(Data tied to figure images)
☆ ☆ ☆ ☆ ☆ ☆ ☆
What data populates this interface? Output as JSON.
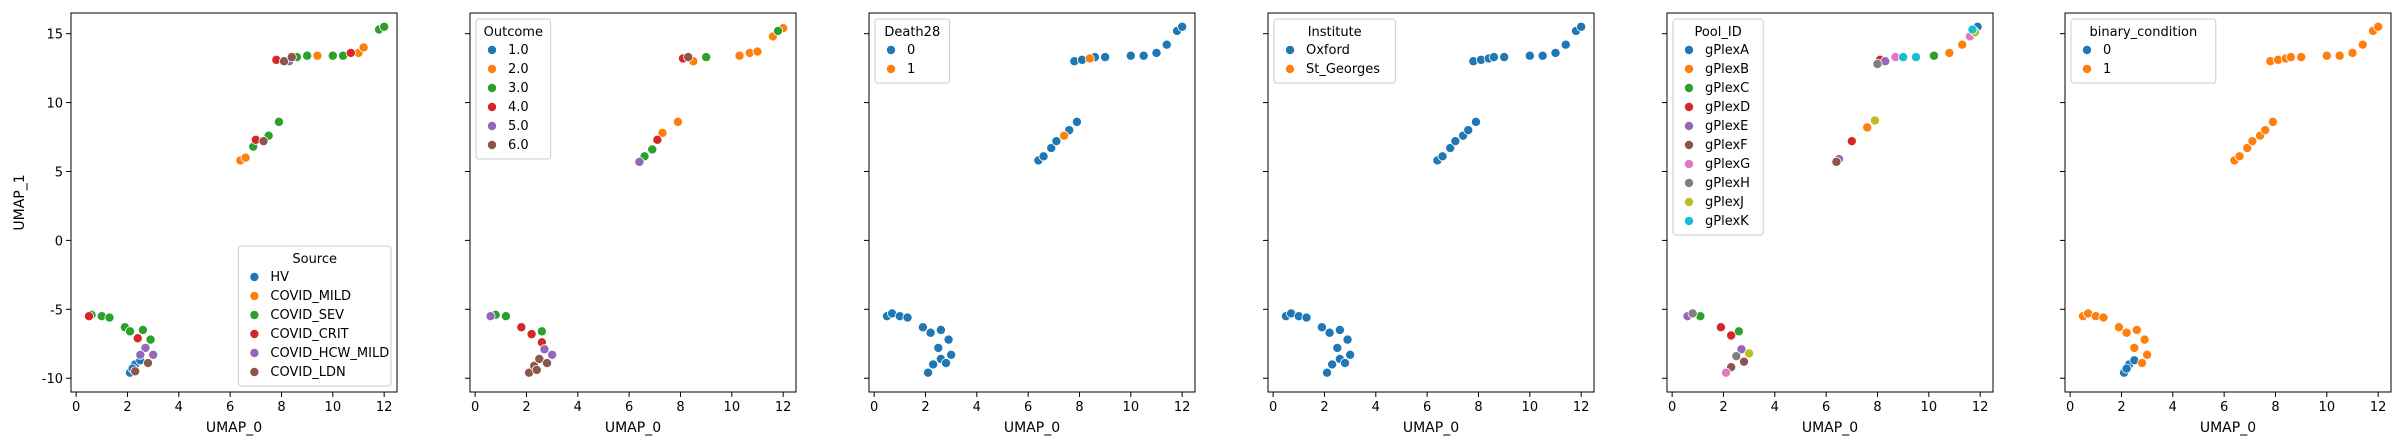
{
  "chart_data": [
    {
      "type": "scatter",
      "xlabel": "UMAP_0",
      "ylabel": "UMAP_1",
      "xlim": [
        -0.2,
        12.5
      ],
      "ylim": [
        -11,
        16.5
      ],
      "xticks": [
        "0",
        "2",
        "4",
        "6",
        "8",
        "10",
        "12"
      ],
      "yticks": [
        "-10",
        "-5",
        "0",
        "5",
        "10",
        "15"
      ],
      "legend": {
        "title": "Source",
        "position": "lower-right",
        "entries": [
          "HV",
          "COVID_MILD",
          "COVID_SEV",
          "COVID_CRIT",
          "COVID_HCW_MILD",
          "COVID_LDN"
        ]
      },
      "colors": [
        "#1f77b4",
        "#ff7f0e",
        "#2ca02c",
        "#d62728",
        "#9467bd",
        "#8c564b"
      ],
      "series": [
        {
          "name": "HV",
          "points": [
            [
              2.1,
              -9.6
            ],
            [
              2.3,
              -9.0
            ],
            [
              2.5,
              -8.7
            ],
            [
              2.2,
              -9.3
            ]
          ]
        },
        {
          "name": "COVID_MILD",
          "points": [
            [
              6.4,
              5.8
            ],
            [
              6.6,
              6.0
            ],
            [
              9.4,
              13.4
            ],
            [
              11.0,
              13.6
            ],
            [
              11.2,
              14.0
            ]
          ]
        },
        {
          "name": "COVID_SEV",
          "points": [
            [
              0.6,
              -5.4
            ],
            [
              1.0,
              -5.5
            ],
            [
              1.3,
              -5.6
            ],
            [
              1.9,
              -6.3
            ],
            [
              2.1,
              -6.6
            ],
            [
              2.6,
              -6.5
            ],
            [
              2.9,
              -7.2
            ],
            [
              6.9,
              6.8
            ],
            [
              7.5,
              7.6
            ],
            [
              7.9,
              8.6
            ],
            [
              8.6,
              13.3
            ],
            [
              9.0,
              13.4
            ],
            [
              10.0,
              13.4
            ],
            [
              10.4,
              13.4
            ],
            [
              11.8,
              15.3
            ],
            [
              12.0,
              15.5
            ]
          ]
        },
        {
          "name": "COVID_CRIT",
          "points": [
            [
              0.5,
              -5.5
            ],
            [
              2.4,
              -7.1
            ],
            [
              7.0,
              7.3
            ],
            [
              7.8,
              13.1
            ],
            [
              10.7,
              13.6
            ]
          ]
        },
        {
          "name": "COVID_HCW_MILD",
          "points": [
            [
              2.7,
              -7.8
            ],
            [
              3.0,
              -8.3
            ],
            [
              2.5,
              -8.3
            ],
            [
              8.3,
              13.0
            ]
          ]
        },
        {
          "name": "COVID_LDN",
          "points": [
            [
              2.3,
              -9.5
            ],
            [
              2.8,
              -8.9
            ],
            [
              7.3,
              7.2
            ],
            [
              8.1,
              13.0
            ],
            [
              8.4,
              13.3
            ]
          ]
        }
      ]
    },
    {
      "type": "scatter",
      "xlabel": "UMAP_0",
      "ylabel": "",
      "xlim": [
        -0.2,
        12.5
      ],
      "ylim": [
        -11,
        16.5
      ],
      "xticks": [
        "0",
        "2",
        "4",
        "6",
        "8",
        "10",
        "12"
      ],
      "legend": {
        "title": "Outcome",
        "position": "upper-left",
        "entries": [
          "1.0",
          "2.0",
          "3.0",
          "4.0",
          "5.0",
          "6.0"
        ]
      },
      "colors": [
        "#1f77b4",
        "#ff7f0e",
        "#2ca02c",
        "#d62728",
        "#9467bd",
        "#8c564b"
      ],
      "series": [
        {
          "name": "1.0",
          "points": []
        },
        {
          "name": "2.0",
          "points": [
            [
              7.3,
              7.8
            ],
            [
              7.9,
              8.6
            ],
            [
              8.5,
              13.0
            ],
            [
              10.3,
              13.4
            ],
            [
              10.7,
              13.6
            ],
            [
              11.0,
              13.7
            ],
            [
              11.6,
              14.8
            ],
            [
              12.0,
              15.4
            ]
          ]
        },
        {
          "name": "3.0",
          "points": [
            [
              0.8,
              -5.4
            ],
            [
              1.2,
              -5.5
            ],
            [
              2.6,
              -6.6
            ],
            [
              6.6,
              6.1
            ],
            [
              6.9,
              6.6
            ],
            [
              9.0,
              13.3
            ],
            [
              11.8,
              15.2
            ]
          ]
        },
        {
          "name": "4.0",
          "points": [
            [
              1.8,
              -6.3
            ],
            [
              2.2,
              -6.8
            ],
            [
              2.6,
              -7.4
            ],
            [
              7.1,
              7.3
            ],
            [
              8.1,
              13.2
            ]
          ]
        },
        {
          "name": "5.0",
          "points": [
            [
              0.6,
              -5.5
            ],
            [
              2.7,
              -7.9
            ],
            [
              3.0,
              -8.3
            ],
            [
              6.4,
              5.7
            ]
          ]
        },
        {
          "name": "6.0",
          "points": [
            [
              2.1,
              -9.6
            ],
            [
              2.3,
              -9.1
            ],
            [
              2.5,
              -8.6
            ],
            [
              2.8,
              -8.9
            ],
            [
              2.4,
              -9.4
            ],
            [
              8.3,
              13.3
            ]
          ]
        }
      ]
    },
    {
      "type": "scatter",
      "xlabel": "UMAP_0",
      "ylabel": "",
      "xlim": [
        -0.2,
        12.5
      ],
      "ylim": [
        -11,
        16.5
      ],
      "xticks": [
        "0",
        "2",
        "4",
        "6",
        "8",
        "10",
        "12"
      ],
      "legend": {
        "title": "Death28",
        "position": "upper-left",
        "entries": [
          "0",
          "1"
        ]
      },
      "colors": [
        "#1f77b4",
        "#ff7f0e"
      ],
      "series": [
        {
          "name": "0",
          "points": [
            [
              0.5,
              -5.5
            ],
            [
              0.7,
              -5.3
            ],
            [
              1.0,
              -5.5
            ],
            [
              1.3,
              -5.6
            ],
            [
              1.9,
              -6.3
            ],
            [
              2.2,
              -6.7
            ],
            [
              2.6,
              -6.5
            ],
            [
              2.9,
              -7.2
            ],
            [
              2.5,
              -7.8
            ],
            [
              3.0,
              -8.3
            ],
            [
              2.1,
              -9.6
            ],
            [
              2.3,
              -9.0
            ],
            [
              2.6,
              -8.6
            ],
            [
              2.8,
              -8.9
            ],
            [
              6.4,
              5.8
            ],
            [
              6.6,
              6.1
            ],
            [
              6.9,
              6.7
            ],
            [
              7.1,
              7.2
            ],
            [
              7.6,
              8.0
            ],
            [
              7.9,
              8.6
            ],
            [
              7.8,
              13.0
            ],
            [
              8.1,
              13.1
            ],
            [
              8.6,
              13.3
            ],
            [
              9.0,
              13.3
            ],
            [
              10.0,
              13.4
            ],
            [
              10.5,
              13.4
            ],
            [
              11.0,
              13.6
            ],
            [
              11.4,
              14.2
            ],
            [
              11.8,
              15.2
            ],
            [
              12.0,
              15.5
            ]
          ]
        },
        {
          "name": "1",
          "points": [
            [
              7.4,
              7.6
            ],
            [
              8.4,
              13.2
            ]
          ]
        }
      ]
    },
    {
      "type": "scatter",
      "xlabel": "UMAP_0",
      "ylabel": "",
      "xlim": [
        -0.2,
        12.5
      ],
      "ylim": [
        -11,
        16.5
      ],
      "xticks": [
        "0",
        "2",
        "4",
        "6",
        "8",
        "10",
        "12"
      ],
      "legend": {
        "title": "Institute",
        "position": "upper-left",
        "entries": [
          "Oxford",
          "St_Georges"
        ]
      },
      "colors": [
        "#1f77b4",
        "#ff7f0e"
      ],
      "series": [
        {
          "name": "Oxford",
          "points": [
            [
              0.5,
              -5.5
            ],
            [
              0.7,
              -5.3
            ],
            [
              1.0,
              -5.5
            ],
            [
              1.3,
              -5.6
            ],
            [
              1.9,
              -6.3
            ],
            [
              2.2,
              -6.7
            ],
            [
              2.6,
              -6.5
            ],
            [
              2.9,
              -7.2
            ],
            [
              2.5,
              -7.8
            ],
            [
              3.0,
              -8.3
            ],
            [
              2.1,
              -9.6
            ],
            [
              2.3,
              -9.0
            ],
            [
              2.6,
              -8.6
            ],
            [
              2.8,
              -8.9
            ],
            [
              6.4,
              5.8
            ],
            [
              6.6,
              6.1
            ],
            [
              6.9,
              6.7
            ],
            [
              7.1,
              7.2
            ],
            [
              7.4,
              7.6
            ],
            [
              7.6,
              8.0
            ],
            [
              7.9,
              8.6
            ],
            [
              7.8,
              13.0
            ],
            [
              8.1,
              13.1
            ],
            [
              8.4,
              13.2
            ],
            [
              8.6,
              13.3
            ],
            [
              9.0,
              13.3
            ],
            [
              10.0,
              13.4
            ],
            [
              10.5,
              13.4
            ],
            [
              11.0,
              13.6
            ],
            [
              11.4,
              14.2
            ],
            [
              11.8,
              15.2
            ],
            [
              12.0,
              15.5
            ]
          ]
        },
        {
          "name": "St_Georges",
          "points": []
        }
      ]
    },
    {
      "type": "scatter",
      "xlabel": "UMAP_0",
      "ylabel": "",
      "xlim": [
        -0.2,
        12.5
      ],
      "ylim": [
        -11,
        16.5
      ],
      "xticks": [
        "0",
        "2",
        "4",
        "6",
        "8",
        "10",
        "12"
      ],
      "legend": {
        "title": "Pool_ID",
        "position": "upper-left",
        "entries": [
          "gPlexA",
          "gPlexB",
          "gPlexC",
          "gPlexD",
          "gPlexE",
          "gPlexF",
          "gPlexG",
          "gPlexH",
          "gPlexJ",
          "gPlexK"
        ]
      },
      "colors": [
        "#1f77b4",
        "#ff7f0e",
        "#2ca02c",
        "#d62728",
        "#9467bd",
        "#8c564b",
        "#e377c2",
        "#7f7f7f",
        "#bcbd22",
        "#17becf"
      ],
      "series": [
        {
          "name": "gPlexA",
          "points": [
            [
              11.9,
              15.5
            ]
          ]
        },
        {
          "name": "gPlexB",
          "points": [
            [
              7.6,
              8.2
            ],
            [
              10.8,
              13.6
            ],
            [
              11.3,
              14.2
            ]
          ]
        },
        {
          "name": "gPlexC",
          "points": [
            [
              1.1,
              -5.5
            ],
            [
              2.6,
              -6.6
            ],
            [
              10.2,
              13.4
            ]
          ]
        },
        {
          "name": "gPlexD",
          "points": [
            [
              1.9,
              -6.3
            ],
            [
              2.3,
              -6.9
            ],
            [
              7.0,
              7.2
            ],
            [
              8.1,
              13.1
            ]
          ]
        },
        {
          "name": "gPlexE",
          "points": [
            [
              0.6,
              -5.5
            ],
            [
              2.7,
              -7.9
            ],
            [
              6.5,
              5.9
            ],
            [
              8.3,
              13.0
            ]
          ]
        },
        {
          "name": "gPlexF",
          "points": [
            [
              2.3,
              -9.2
            ],
            [
              2.8,
              -8.8
            ],
            [
              6.4,
              5.7
            ]
          ]
        },
        {
          "name": "gPlexG",
          "points": [
            [
              2.1,
              -9.6
            ],
            [
              8.7,
              13.3
            ],
            [
              11.6,
              14.8
            ]
          ]
        },
        {
          "name": "gPlexH",
          "points": [
            [
              0.8,
              -5.3
            ],
            [
              2.5,
              -8.4
            ],
            [
              8.0,
              12.8
            ]
          ]
        },
        {
          "name": "gPlexJ",
          "points": [
            [
              3.0,
              -8.2
            ],
            [
              7.9,
              8.7
            ],
            [
              11.8,
              15.1
            ]
          ]
        },
        {
          "name": "gPlexK",
          "points": [
            [
              9.0,
              13.3
            ],
            [
              9.5,
              13.3
            ],
            [
              11.7,
              15.3
            ]
          ]
        }
      ]
    },
    {
      "type": "scatter",
      "xlabel": "UMAP_0",
      "ylabel": "",
      "xlim": [
        -0.2,
        12.5
      ],
      "ylim": [
        -11,
        16.5
      ],
      "xticks": [
        "0",
        "2",
        "4",
        "6",
        "8",
        "10",
        "12"
      ],
      "legend": {
        "title": "binary_condition",
        "position": "upper-left",
        "entries": [
          "0",
          "1"
        ]
      },
      "colors": [
        "#1f77b4",
        "#ff7f0e"
      ],
      "series": [
        {
          "name": "0",
          "points": [
            [
              2.1,
              -9.6
            ],
            [
              2.3,
              -9.0
            ],
            [
              2.5,
              -8.7
            ],
            [
              2.2,
              -9.3
            ]
          ]
        },
        {
          "name": "1",
          "points": [
            [
              0.5,
              -5.5
            ],
            [
              0.7,
              -5.3
            ],
            [
              1.0,
              -5.5
            ],
            [
              1.3,
              -5.6
            ],
            [
              1.9,
              -6.3
            ],
            [
              2.2,
              -6.7
            ],
            [
              2.6,
              -6.5
            ],
            [
              2.9,
              -7.2
            ],
            [
              2.5,
              -7.8
            ],
            [
              3.0,
              -8.3
            ],
            [
              2.8,
              -8.9
            ],
            [
              6.4,
              5.8
            ],
            [
              6.6,
              6.1
            ],
            [
              6.9,
              6.7
            ],
            [
              7.1,
              7.2
            ],
            [
              7.4,
              7.6
            ],
            [
              7.6,
              8.0
            ],
            [
              7.9,
              8.6
            ],
            [
              7.8,
              13.0
            ],
            [
              8.1,
              13.1
            ],
            [
              8.4,
              13.2
            ],
            [
              8.6,
              13.3
            ],
            [
              9.0,
              13.3
            ],
            [
              10.0,
              13.4
            ],
            [
              10.5,
              13.4
            ],
            [
              11.0,
              13.6
            ],
            [
              11.4,
              14.2
            ],
            [
              11.8,
              15.2
            ],
            [
              12.0,
              15.5
            ]
          ]
        }
      ]
    }
  ]
}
☆ ☆ ☆ ☆ ☆ ☆ ☆
- WORK INSTRUCTIONS: Find every line in the records above that holds the word "title", and copy each one.

- EXERCISE SOLUTION:
        "title": "Source",
        "title": "Outcome",
        "title": "Death28",
        "title": "Institute",
        "title": "Pool_ID",
        "title": "binary_condition",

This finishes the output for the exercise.